Print all the records exactly, please.

· · · · ·

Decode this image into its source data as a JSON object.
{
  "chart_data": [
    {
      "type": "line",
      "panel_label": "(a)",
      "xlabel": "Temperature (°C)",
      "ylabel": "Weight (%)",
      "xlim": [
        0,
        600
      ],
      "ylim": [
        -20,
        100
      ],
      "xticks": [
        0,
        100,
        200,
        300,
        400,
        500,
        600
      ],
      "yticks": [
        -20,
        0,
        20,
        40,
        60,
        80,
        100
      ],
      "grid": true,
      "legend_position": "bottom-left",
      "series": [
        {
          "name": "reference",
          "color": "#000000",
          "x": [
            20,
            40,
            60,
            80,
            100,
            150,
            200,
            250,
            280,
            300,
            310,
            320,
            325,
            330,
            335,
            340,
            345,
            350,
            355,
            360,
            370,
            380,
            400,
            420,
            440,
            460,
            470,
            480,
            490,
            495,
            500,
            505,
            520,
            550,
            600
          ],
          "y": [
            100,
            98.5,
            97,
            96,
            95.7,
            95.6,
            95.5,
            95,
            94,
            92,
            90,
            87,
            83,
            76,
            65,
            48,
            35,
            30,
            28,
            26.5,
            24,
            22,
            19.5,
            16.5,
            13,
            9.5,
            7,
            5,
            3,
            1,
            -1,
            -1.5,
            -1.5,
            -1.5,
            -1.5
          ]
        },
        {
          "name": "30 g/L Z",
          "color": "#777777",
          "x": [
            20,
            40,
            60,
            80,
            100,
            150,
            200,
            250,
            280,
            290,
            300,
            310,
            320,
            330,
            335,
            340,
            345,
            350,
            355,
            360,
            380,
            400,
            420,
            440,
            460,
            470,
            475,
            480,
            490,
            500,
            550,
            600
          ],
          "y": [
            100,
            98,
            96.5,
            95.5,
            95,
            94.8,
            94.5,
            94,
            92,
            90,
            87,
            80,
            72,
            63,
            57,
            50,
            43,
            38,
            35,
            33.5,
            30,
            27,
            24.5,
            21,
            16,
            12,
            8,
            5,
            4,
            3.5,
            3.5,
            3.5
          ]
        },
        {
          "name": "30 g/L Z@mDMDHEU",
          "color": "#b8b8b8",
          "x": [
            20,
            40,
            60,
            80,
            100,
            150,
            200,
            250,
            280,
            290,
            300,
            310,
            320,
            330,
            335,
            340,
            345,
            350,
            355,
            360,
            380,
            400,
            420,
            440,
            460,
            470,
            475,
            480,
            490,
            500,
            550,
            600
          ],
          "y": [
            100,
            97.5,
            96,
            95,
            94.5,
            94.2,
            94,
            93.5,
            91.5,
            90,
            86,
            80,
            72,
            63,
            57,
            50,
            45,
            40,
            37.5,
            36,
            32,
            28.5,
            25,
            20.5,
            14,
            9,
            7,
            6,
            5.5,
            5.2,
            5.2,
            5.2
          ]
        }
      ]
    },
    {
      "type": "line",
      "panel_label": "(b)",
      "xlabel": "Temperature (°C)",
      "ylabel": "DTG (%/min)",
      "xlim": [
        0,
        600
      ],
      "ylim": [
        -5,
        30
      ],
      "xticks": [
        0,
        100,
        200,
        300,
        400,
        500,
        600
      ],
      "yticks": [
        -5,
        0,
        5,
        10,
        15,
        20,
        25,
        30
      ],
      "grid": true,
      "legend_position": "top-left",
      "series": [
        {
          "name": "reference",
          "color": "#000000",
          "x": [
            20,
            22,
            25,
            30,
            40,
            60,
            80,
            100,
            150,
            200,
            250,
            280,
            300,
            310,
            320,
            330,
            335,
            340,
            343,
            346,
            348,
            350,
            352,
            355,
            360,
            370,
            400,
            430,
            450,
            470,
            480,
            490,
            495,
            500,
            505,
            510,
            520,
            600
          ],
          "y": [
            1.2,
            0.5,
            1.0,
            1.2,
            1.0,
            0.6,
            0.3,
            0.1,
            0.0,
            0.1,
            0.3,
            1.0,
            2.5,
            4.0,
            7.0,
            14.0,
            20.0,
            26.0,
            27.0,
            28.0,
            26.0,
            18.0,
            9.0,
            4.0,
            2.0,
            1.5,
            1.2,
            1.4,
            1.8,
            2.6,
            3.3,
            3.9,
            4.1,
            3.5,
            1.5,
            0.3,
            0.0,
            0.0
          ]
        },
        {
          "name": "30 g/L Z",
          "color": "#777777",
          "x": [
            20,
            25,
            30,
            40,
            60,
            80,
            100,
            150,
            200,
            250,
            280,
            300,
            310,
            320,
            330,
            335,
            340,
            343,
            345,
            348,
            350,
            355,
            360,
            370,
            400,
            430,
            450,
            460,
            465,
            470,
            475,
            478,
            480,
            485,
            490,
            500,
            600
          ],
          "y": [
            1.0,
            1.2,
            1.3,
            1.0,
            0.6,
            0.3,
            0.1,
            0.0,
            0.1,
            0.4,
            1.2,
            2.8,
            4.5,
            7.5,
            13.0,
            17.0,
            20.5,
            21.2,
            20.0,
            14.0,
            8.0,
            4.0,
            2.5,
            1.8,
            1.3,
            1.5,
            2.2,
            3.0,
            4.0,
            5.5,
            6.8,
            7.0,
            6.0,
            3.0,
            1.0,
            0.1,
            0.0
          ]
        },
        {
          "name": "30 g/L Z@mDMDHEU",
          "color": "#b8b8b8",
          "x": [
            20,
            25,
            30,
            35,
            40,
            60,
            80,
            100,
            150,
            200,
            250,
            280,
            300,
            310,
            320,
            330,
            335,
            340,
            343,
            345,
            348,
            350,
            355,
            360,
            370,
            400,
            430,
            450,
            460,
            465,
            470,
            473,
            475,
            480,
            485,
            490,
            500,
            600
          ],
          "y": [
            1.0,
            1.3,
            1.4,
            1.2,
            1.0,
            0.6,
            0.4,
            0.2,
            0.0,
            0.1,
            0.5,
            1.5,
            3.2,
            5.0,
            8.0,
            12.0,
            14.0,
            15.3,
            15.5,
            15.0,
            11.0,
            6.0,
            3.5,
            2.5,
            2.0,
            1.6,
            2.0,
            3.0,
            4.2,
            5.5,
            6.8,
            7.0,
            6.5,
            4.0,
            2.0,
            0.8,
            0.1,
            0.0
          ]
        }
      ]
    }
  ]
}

· · · · ·

**Answer for the task:**
Decode this image into its source data as a JSON object.
{
  "chart_data": [
    {
      "type": "line",
      "panel_label": "(a)",
      "xlabel": "Temperature (°C)",
      "ylabel": "Weight (%)",
      "xlim": [
        0,
        600
      ],
      "ylim": [
        -20,
        100
      ],
      "xticks": [
        0,
        100,
        200,
        300,
        400,
        500,
        600
      ],
      "yticks": [
        -20,
        0,
        20,
        40,
        60,
        80,
        100
      ],
      "grid": true,
      "legend_position": "bottom-left",
      "series": [
        {
          "name": "reference",
          "color": "#000000",
          "x": [
            20,
            40,
            60,
            80,
            100,
            150,
            200,
            250,
            280,
            300,
            310,
            320,
            325,
            330,
            335,
            340,
            345,
            350,
            355,
            360,
            370,
            380,
            400,
            420,
            440,
            460,
            470,
            480,
            490,
            495,
            500,
            505,
            520,
            550,
            600
          ],
          "y": [
            100,
            98.5,
            97,
            96,
            95.7,
            95.6,
            95.5,
            95,
            94,
            92,
            90,
            87,
            83,
            76,
            65,
            48,
            35,
            30,
            28,
            26.5,
            24,
            22,
            19.5,
            16.5,
            13,
            9.5,
            7,
            5,
            3,
            1,
            -1,
            -1.5,
            -1.5,
            -1.5,
            -1.5
          ]
        },
        {
          "name": "30 g/L Z",
          "color": "#777777",
          "x": [
            20,
            40,
            60,
            80,
            100,
            150,
            200,
            250,
            280,
            290,
            300,
            310,
            320,
            330,
            335,
            340,
            345,
            350,
            355,
            360,
            380,
            400,
            420,
            440,
            460,
            470,
            475,
            480,
            490,
            500,
            550,
            600
          ],
          "y": [
            100,
            98,
            96.5,
            95.5,
            95,
            94.8,
            94.5,
            94,
            92,
            90,
            87,
            80,
            72,
            63,
            57,
            50,
            43,
            38,
            35,
            33.5,
            30,
            27,
            24.5,
            21,
            16,
            12,
            8,
            5,
            4,
            3.5,
            3.5,
            3.5
          ]
        },
        {
          "name": "30 g/L Z@mDMDHEU",
          "color": "#b8b8b8",
          "x": [
            20,
            40,
            60,
            80,
            100,
            150,
            200,
            250,
            280,
            290,
            300,
            310,
            320,
            330,
            335,
            340,
            345,
            350,
            355,
            360,
            380,
            400,
            420,
            440,
            460,
            470,
            475,
            480,
            490,
            500,
            550,
            600
          ],
          "y": [
            100,
            97.5,
            96,
            95,
            94.5,
            94.2,
            94,
            93.5,
            91.5,
            90,
            86,
            80,
            72,
            63,
            57,
            50,
            45,
            40,
            37.5,
            36,
            32,
            28.5,
            25,
            20.5,
            14,
            9,
            7,
            6,
            5.5,
            5.2,
            5.2,
            5.2
          ]
        }
      ]
    },
    {
      "type": "line",
      "panel_label": "(b)",
      "xlabel": "Temperature (°C)",
      "ylabel": "DTG (%/min)",
      "xlim": [
        0,
        600
      ],
      "ylim": [
        -5,
        30
      ],
      "xticks": [
        0,
        100,
        200,
        300,
        400,
        500,
        600
      ],
      "yticks": [
        -5,
        0,
        5,
        10,
        15,
        20,
        25,
        30
      ],
      "grid": true,
      "legend_position": "top-left",
      "series": [
        {
          "name": "reference",
          "color": "#000000",
          "x": [
            20,
            22,
            25,
            30,
            40,
            60,
            80,
            100,
            150,
            200,
            250,
            280,
            300,
            310,
            320,
            330,
            335,
            340,
            343,
            346,
            348,
            350,
            352,
            355,
            360,
            370,
            400,
            430,
            450,
            470,
            480,
            490,
            495,
            500,
            505,
            510,
            520,
            600
          ],
          "y": [
            1.2,
            0.5,
            1.0,
            1.2,
            1.0,
            0.6,
            0.3,
            0.1,
            0.0,
            0.1,
            0.3,
            1.0,
            2.5,
            4.0,
            7.0,
            14.0,
            20.0,
            26.0,
            27.0,
            28.0,
            26.0,
            18.0,
            9.0,
            4.0,
            2.0,
            1.5,
            1.2,
            1.4,
            1.8,
            2.6,
            3.3,
            3.9,
            4.1,
            3.5,
            1.5,
            0.3,
            0.0,
            0.0
          ]
        },
        {
          "name": "30 g/L Z",
          "color": "#777777",
          "x": [
            20,
            25,
            30,
            40,
            60,
            80,
            100,
            150,
            200,
            250,
            280,
            300,
            310,
            320,
            330,
            335,
            340,
            343,
            345,
            348,
            350,
            355,
            360,
            370,
            400,
            430,
            450,
            460,
            465,
            470,
            475,
            478,
            480,
            485,
            490,
            500,
            600
          ],
          "y": [
            1.0,
            1.2,
            1.3,
            1.0,
            0.6,
            0.3,
            0.1,
            0.0,
            0.1,
            0.4,
            1.2,
            2.8,
            4.5,
            7.5,
            13.0,
            17.0,
            20.5,
            21.2,
            20.0,
            14.0,
            8.0,
            4.0,
            2.5,
            1.8,
            1.3,
            1.5,
            2.2,
            3.0,
            4.0,
            5.5,
            6.8,
            7.0,
            6.0,
            3.0,
            1.0,
            0.1,
            0.0
          ]
        },
        {
          "name": "30 g/L Z@mDMDHEU",
          "color": "#b8b8b8",
          "x": [
            20,
            25,
            30,
            35,
            40,
            60,
            80,
            100,
            150,
            200,
            250,
            280,
            300,
            310,
            320,
            330,
            335,
            340,
            343,
            345,
            348,
            350,
            355,
            360,
            370,
            400,
            430,
            450,
            460,
            465,
            470,
            473,
            475,
            480,
            485,
            490,
            500,
            600
          ],
          "y": [
            1.0,
            1.3,
            1.4,
            1.2,
            1.0,
            0.6,
            0.4,
            0.2,
            0.0,
            0.1,
            0.5,
            1.5,
            3.2,
            5.0,
            8.0,
            12.0,
            14.0,
            15.3,
            15.5,
            15.0,
            11.0,
            6.0,
            3.5,
            2.5,
            2.0,
            1.6,
            2.0,
            3.0,
            4.2,
            5.5,
            6.8,
            7.0,
            6.5,
            4.0,
            2.0,
            0.8,
            0.1,
            0.0
          ]
        }
      ]
    }
  ]
}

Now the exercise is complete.